_Goal_.
Write out the full set of records exactly. Any pictures in them do not belong in the copy.

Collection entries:
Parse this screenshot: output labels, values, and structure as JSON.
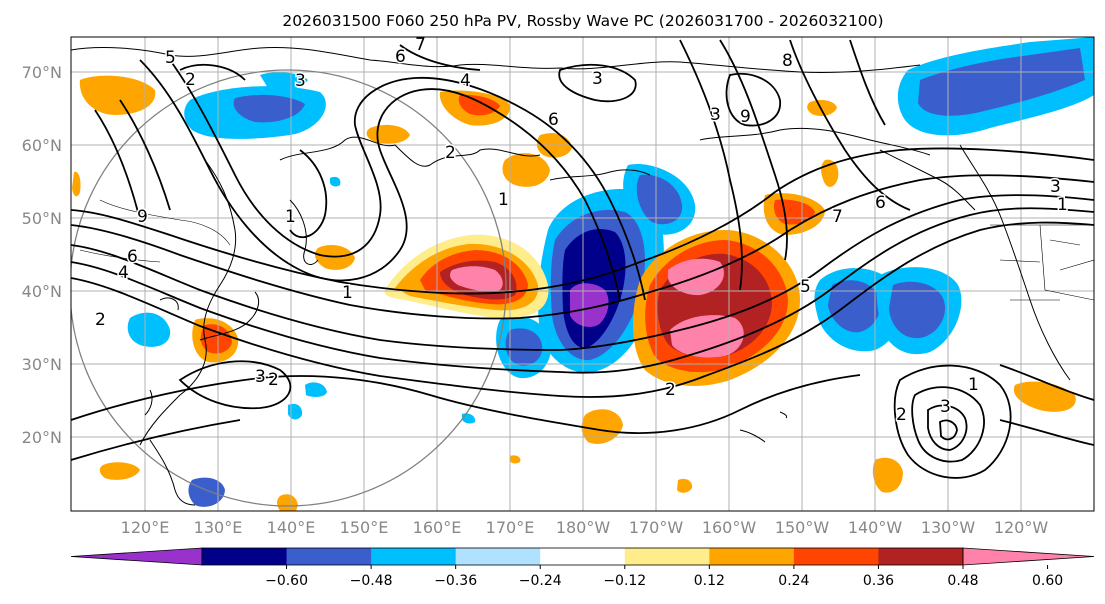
{
  "title": "2026031500 F060 250 hPa PV, Rossby Wave PC (2026031700 - 2026032100)",
  "lat_labels": [
    "70°N",
    "60°N",
    "50°N",
    "40°N",
    "30°N",
    "20°N"
  ],
  "lon_labels": [
    "120°E",
    "130°E",
    "140°E",
    "150°E",
    "160°E",
    "170°E",
    "180°W",
    "170°W",
    "160°W",
    "150°W",
    "140°W",
    "130°W",
    "120°W"
  ],
  "colorbar": {
    "ticks": [
      "−0.60",
      "−0.48",
      "−0.36",
      "−0.24",
      "−0.12",
      "0.12",
      "0.24",
      "0.36",
      "0.48",
      "0.60"
    ],
    "colors": [
      "#9932cc",
      "#00008b",
      "#3a5fcd",
      "#00bfff",
      "#b0e2ff",
      "#ffffff",
      "#ffec8b",
      "#ffa500",
      "#ff4500",
      "#b22222",
      "#ff82ab"
    ]
  },
  "contour_labels": [
    "5",
    "7",
    "6",
    "3",
    "4",
    "3",
    "8",
    "9",
    "2",
    "3",
    "6",
    "2",
    "9",
    "1",
    "1",
    "7",
    "6",
    "3",
    "1",
    "4",
    "6",
    "2",
    "1",
    "2",
    "5",
    "2",
    "3",
    "1",
    "2",
    "3"
  ]
}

_Output for this exercise_.
Parse this screenshot: output labels, values, and structure as JSON.
{
  "title": "2026031500 F060 250 hPa PV, Rossby Wave PC (2026031700 - 2026032100)",
  "lat_labels": [
    "70°N",
    "60°N",
    "50°N",
    "40°N",
    "30°N",
    "20°N"
  ],
  "lon_labels": [
    "120°E",
    "130°E",
    "140°E",
    "150°E",
    "160°E",
    "170°E",
    "180°W",
    "170°W",
    "160°W",
    "150°W",
    "140°W",
    "130°W",
    "120°W"
  ],
  "colorbar": {
    "ticks": [
      "−0.60",
      "−0.48",
      "−0.36",
      "−0.24",
      "−0.12",
      "0.12",
      "0.24",
      "0.36",
      "0.48",
      "0.60"
    ],
    "colors": [
      "#9932cc",
      "#00008b",
      "#3a5fcd",
      "#00bfff",
      "#b0e2ff",
      "#ffffff",
      "#ffec8b",
      "#ffa500",
      "#ff4500",
      "#b22222",
      "#ff82ab"
    ]
  },
  "contour_labels": [
    "5",
    "7",
    "6",
    "3",
    "4",
    "3",
    "8",
    "9",
    "2",
    "3",
    "6",
    "2",
    "9",
    "1",
    "1",
    "7",
    "6",
    "3",
    "1",
    "4",
    "6",
    "2",
    "1",
    "2",
    "5",
    "2",
    "3",
    "1",
    "2",
    "3"
  ]
}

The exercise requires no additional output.